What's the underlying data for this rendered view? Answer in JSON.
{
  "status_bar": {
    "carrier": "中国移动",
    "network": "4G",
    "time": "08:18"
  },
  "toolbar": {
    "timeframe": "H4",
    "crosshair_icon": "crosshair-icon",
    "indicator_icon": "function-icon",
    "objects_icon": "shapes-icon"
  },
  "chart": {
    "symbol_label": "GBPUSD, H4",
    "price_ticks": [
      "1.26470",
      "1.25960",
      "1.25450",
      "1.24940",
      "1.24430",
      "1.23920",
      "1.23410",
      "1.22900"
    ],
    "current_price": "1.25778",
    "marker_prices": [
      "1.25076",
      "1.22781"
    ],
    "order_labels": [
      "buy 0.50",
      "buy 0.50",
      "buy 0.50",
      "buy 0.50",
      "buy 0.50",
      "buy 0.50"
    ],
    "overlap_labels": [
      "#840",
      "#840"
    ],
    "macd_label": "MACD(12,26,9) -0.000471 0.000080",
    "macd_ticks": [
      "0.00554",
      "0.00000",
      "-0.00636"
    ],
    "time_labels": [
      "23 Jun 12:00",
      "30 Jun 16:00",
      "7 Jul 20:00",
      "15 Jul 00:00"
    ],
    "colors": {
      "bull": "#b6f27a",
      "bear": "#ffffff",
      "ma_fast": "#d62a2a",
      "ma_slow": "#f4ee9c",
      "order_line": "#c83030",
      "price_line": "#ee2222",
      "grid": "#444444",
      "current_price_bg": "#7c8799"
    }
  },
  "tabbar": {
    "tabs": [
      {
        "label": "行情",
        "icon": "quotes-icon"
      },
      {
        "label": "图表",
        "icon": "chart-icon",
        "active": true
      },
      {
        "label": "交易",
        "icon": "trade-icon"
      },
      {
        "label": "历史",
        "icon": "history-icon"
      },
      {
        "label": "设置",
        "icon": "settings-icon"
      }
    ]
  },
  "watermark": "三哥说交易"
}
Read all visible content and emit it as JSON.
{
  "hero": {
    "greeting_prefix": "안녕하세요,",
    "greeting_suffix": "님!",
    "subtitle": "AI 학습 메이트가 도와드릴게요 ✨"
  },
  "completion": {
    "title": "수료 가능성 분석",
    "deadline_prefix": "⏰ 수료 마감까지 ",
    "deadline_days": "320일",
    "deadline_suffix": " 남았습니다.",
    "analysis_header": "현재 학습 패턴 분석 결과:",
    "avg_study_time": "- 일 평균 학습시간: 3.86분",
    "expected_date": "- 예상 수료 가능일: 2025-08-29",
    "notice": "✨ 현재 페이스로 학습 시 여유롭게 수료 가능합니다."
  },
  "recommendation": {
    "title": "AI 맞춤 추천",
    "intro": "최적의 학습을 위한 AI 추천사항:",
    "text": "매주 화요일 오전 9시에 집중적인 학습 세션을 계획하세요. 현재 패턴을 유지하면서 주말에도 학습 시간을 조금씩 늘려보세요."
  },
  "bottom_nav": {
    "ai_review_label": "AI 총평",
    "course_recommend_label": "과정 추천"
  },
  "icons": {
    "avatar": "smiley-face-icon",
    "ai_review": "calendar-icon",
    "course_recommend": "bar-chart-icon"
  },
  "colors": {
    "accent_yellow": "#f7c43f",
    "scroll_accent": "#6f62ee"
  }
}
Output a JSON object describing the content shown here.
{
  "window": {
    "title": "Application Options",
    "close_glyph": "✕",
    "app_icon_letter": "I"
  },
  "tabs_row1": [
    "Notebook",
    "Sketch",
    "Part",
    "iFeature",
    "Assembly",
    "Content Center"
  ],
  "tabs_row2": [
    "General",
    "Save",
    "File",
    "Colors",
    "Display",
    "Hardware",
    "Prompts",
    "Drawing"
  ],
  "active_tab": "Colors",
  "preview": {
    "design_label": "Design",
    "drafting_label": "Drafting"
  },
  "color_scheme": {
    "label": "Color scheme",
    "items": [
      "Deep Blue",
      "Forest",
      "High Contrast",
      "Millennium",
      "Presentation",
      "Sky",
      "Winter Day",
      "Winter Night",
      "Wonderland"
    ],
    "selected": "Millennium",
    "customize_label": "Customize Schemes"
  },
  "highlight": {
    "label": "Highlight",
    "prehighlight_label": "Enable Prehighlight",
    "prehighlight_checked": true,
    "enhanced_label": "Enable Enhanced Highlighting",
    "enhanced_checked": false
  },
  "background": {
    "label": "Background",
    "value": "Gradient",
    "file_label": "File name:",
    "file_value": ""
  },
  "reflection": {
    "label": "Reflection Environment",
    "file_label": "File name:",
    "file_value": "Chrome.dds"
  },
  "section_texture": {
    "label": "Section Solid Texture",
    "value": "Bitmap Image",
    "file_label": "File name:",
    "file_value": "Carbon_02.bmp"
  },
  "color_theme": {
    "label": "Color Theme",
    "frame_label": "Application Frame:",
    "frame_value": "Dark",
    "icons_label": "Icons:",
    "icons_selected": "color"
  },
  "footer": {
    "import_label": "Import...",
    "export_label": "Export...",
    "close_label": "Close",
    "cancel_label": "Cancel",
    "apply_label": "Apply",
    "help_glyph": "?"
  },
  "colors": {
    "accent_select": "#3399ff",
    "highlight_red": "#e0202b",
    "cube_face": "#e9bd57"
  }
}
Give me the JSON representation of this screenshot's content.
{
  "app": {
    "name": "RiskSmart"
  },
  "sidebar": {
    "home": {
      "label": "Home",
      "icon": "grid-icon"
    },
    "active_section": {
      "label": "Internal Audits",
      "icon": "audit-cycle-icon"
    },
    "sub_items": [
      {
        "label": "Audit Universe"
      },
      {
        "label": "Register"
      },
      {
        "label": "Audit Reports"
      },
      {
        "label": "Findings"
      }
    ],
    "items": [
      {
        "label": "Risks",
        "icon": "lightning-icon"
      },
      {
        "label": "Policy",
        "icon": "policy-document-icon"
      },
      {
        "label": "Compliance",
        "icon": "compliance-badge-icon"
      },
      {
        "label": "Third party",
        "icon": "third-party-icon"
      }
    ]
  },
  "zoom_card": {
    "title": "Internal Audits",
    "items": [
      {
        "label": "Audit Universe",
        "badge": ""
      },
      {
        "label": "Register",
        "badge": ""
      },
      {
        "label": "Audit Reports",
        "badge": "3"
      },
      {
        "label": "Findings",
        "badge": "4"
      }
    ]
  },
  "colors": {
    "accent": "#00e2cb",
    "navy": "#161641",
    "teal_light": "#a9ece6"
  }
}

☆ ☆ ☆

Directions:
Your task is to quote the listing above word for word.

Solution for this task:
What's the underlying data for this rendered view? Answer in JSON.
{
  "status_bar": {
    "carrier": "中国移动",
    "network": "4G",
    "time": "08:18"
  },
  "toolbar": {
    "timeframe": "H4",
    "crosshair_icon": "crosshair-icon",
    "indicator_icon": "function-icon",
    "objects_icon": "shapes-icon"
  },
  "chart": {
    "symbol_label": "GBPUSD, H4",
    "price_ticks": [
      "1.26470",
      "1.25960",
      "1.25450",
      "1.24940",
      "1.24430",
      "1.23920",
      "1.23410",
      "1.22900"
    ],
    "current_price": "1.25778",
    "marker_prices": [
      "1.25076",
      "1.22781"
    ],
    "order_labels": [
      "buy 0.50",
      "buy 0.50",
      "buy 0.50",
      "buy 0.50",
      "buy 0.50",
      "buy 0.50"
    ],
    "overlap_labels": [
      "#840",
      "#840"
    ],
    "macd_label": "MACD(12,26,9) -0.000471 0.000080",
    "macd_ticks": [
      "0.00554",
      "0.00000",
      "-0.00636"
    ],
    "time_labels": [
      "23 Jun 12:00",
      "30 Jun 16:00",
      "7 Jul 20:00",
      "15 Jul 00:00"
    ],
    "colors": {
      "bull": "#b6f27a",
      "bear": "#ffffff",
      "ma_fast": "#d62a2a",
      "ma_slow": "#f4ee9c",
      "order_line": "#c83030",
      "price_line": "#ee2222",
      "grid": "#444444",
      "current_price_bg": "#7c8799"
    }
  },
  "tabbar": {
    "tabs": [
      {
        "label": "行情",
        "icon": "quotes-icon"
      },
      {
        "label": "图表",
        "icon": "chart-icon",
        "active": true
      },
      {
        "label": "交易",
        "icon": "trade-icon"
      },
      {
        "label": "历史",
        "icon": "history-icon"
      },
      {
        "label": "设置",
        "icon": "settings-icon"
      }
    ]
  },
  "watermark": "三哥说交易"
}
Read all visible content and emit it as JSON.
{
  "hero": {
    "greeting_prefix": "안녕하세요,",
    "greeting_suffix": "님!",
    "subtitle": "AI 학습 메이트가 도와드릴게요 ✨"
  },
  "completion": {
    "title": "수료 가능성 분석",
    "deadline_prefix": "⏰ 수료 마감까지 ",
    "deadline_days": "320일",
    "deadline_suffix": " 남았습니다.",
    "analysis_header": "현재 학습 패턴 분석 결과:",
    "avg_study_time": "- 일 평균 학습시간: 3.86분",
    "expected_date": "- 예상 수료 가능일: 2025-08-29",
    "notice": "✨ 현재 페이스로 학습 시 여유롭게 수료 가능합니다."
  },
  "recommendation": {
    "title": "AI 맞춤 추천",
    "intro": "최적의 학습을 위한 AI 추천사항:",
    "text": "매주 화요일 오전 9시에 집중적인 학습 세션을 계획하세요. 현재 패턴을 유지하면서 주말에도 학습 시간을 조금씩 늘려보세요."
  },
  "bottom_nav": {
    "ai_review_label": "AI 총평",
    "course_recommend_label": "과정 추천"
  },
  "icons": {
    "avatar": "smiley-face-icon",
    "ai_review": "calendar-icon",
    "course_recommend": "bar-chart-icon"
  },
  "colors": {
    "accent_yellow": "#f7c43f",
    "scroll_accent": "#6f62ee"
  }
}
Output a JSON object describing the content shown here.
{
  "window": {
    "title": "Application Options",
    "close_glyph": "✕",
    "app_icon_letter": "I"
  },
  "tabs_row1": [
    "Notebook",
    "Sketch",
    "Part",
    "iFeature",
    "Assembly",
    "Content Center"
  ],
  "tabs_row2": [
    "General",
    "Save",
    "File",
    "Colors",
    "Display",
    "Hardware",
    "Prompts",
    "Drawing"
  ],
  "active_tab": "Colors",
  "preview": {
    "design_label": "Design",
    "drafting_label": "Drafting"
  },
  "color_scheme": {
    "label": "Color scheme",
    "items": [
      "Deep Blue",
      "Forest",
      "High Contrast",
      "Millennium",
      "Presentation",
      "Sky",
      "Winter Day",
      "Winter Night",
      "Wonderland"
    ],
    "selected": "Millennium",
    "customize_label": "Customize Schemes"
  },
  "highlight": {
    "label": "Highlight",
    "prehighlight_label": "Enable Prehighlight",
    "prehighlight_checked": true,
    "enhanced_label": "Enable Enhanced Highlighting",
    "enhanced_checked": false
  },
  "background": {
    "label": "Background",
    "value": "Gradient",
    "file_label": "File name:",
    "file_value": ""
  },
  "reflection": {
    "label": "Reflection Environment",
    "file_label": "File name:",
    "file_value": "Chrome.dds"
  },
  "section_texture": {
    "label": "Section Solid Texture",
    "value": "Bitmap Image",
    "file_label": "File name:",
    "file_value": "Carbon_02.bmp"
  },
  "color_theme": {
    "label": "Color Theme",
    "frame_label": "Application Frame:",
    "frame_value": "Dark",
    "icons_label": "Icons:",
    "icons_selected": "color"
  },
  "footer": {
    "import_label": "Import...",
    "export_label": "Export...",
    "close_label": "Close",
    "cancel_label": "Cancel",
    "apply_label": "Apply",
    "help_glyph": "?"
  },
  "colors": {
    "accent_select": "#3399ff",
    "highlight_red": "#e0202b",
    "cube_face": "#e9bd57"
  }
}
Give me the JSON representation of this screenshot's content.
{
  "app": {
    "name": "RiskSmart"
  },
  "sidebar": {
    "home": {
      "label": "Home",
      "icon": "grid-icon"
    },
    "active_section": {
      "label": "Internal Audits",
      "icon": "audit-cycle-icon"
    },
    "sub_items": [
      {
        "label": "Audit Universe"
      },
      {
        "label": "Register"
      },
      {
        "label": "Audit Reports"
      },
      {
        "label": "Findings"
      }
    ],
    "items": [
      {
        "label": "Risks",
        "icon": "lightning-icon"
      },
      {
        "label": "Policy",
        "icon": "policy-document-icon"
      },
      {
        "label": "Compliance",
        "icon": "compliance-badge-icon"
      },
      {
        "label": "Third party",
        "icon": "third-party-icon"
      }
    ]
  },
  "zoom_card": {
    "title": "Internal Audits",
    "items": [
      {
        "label": "Audit Universe",
        "badge": ""
      },
      {
        "label": "Register",
        "badge": ""
      },
      {
        "label": "Audit Reports",
        "badge": "3"
      },
      {
        "label": "Findings",
        "badge": "4"
      }
    ]
  },
  "colors": {
    "accent": "#00e2cb",
    "navy": "#161641",
    "teal_light": "#a9ece6"
  }
}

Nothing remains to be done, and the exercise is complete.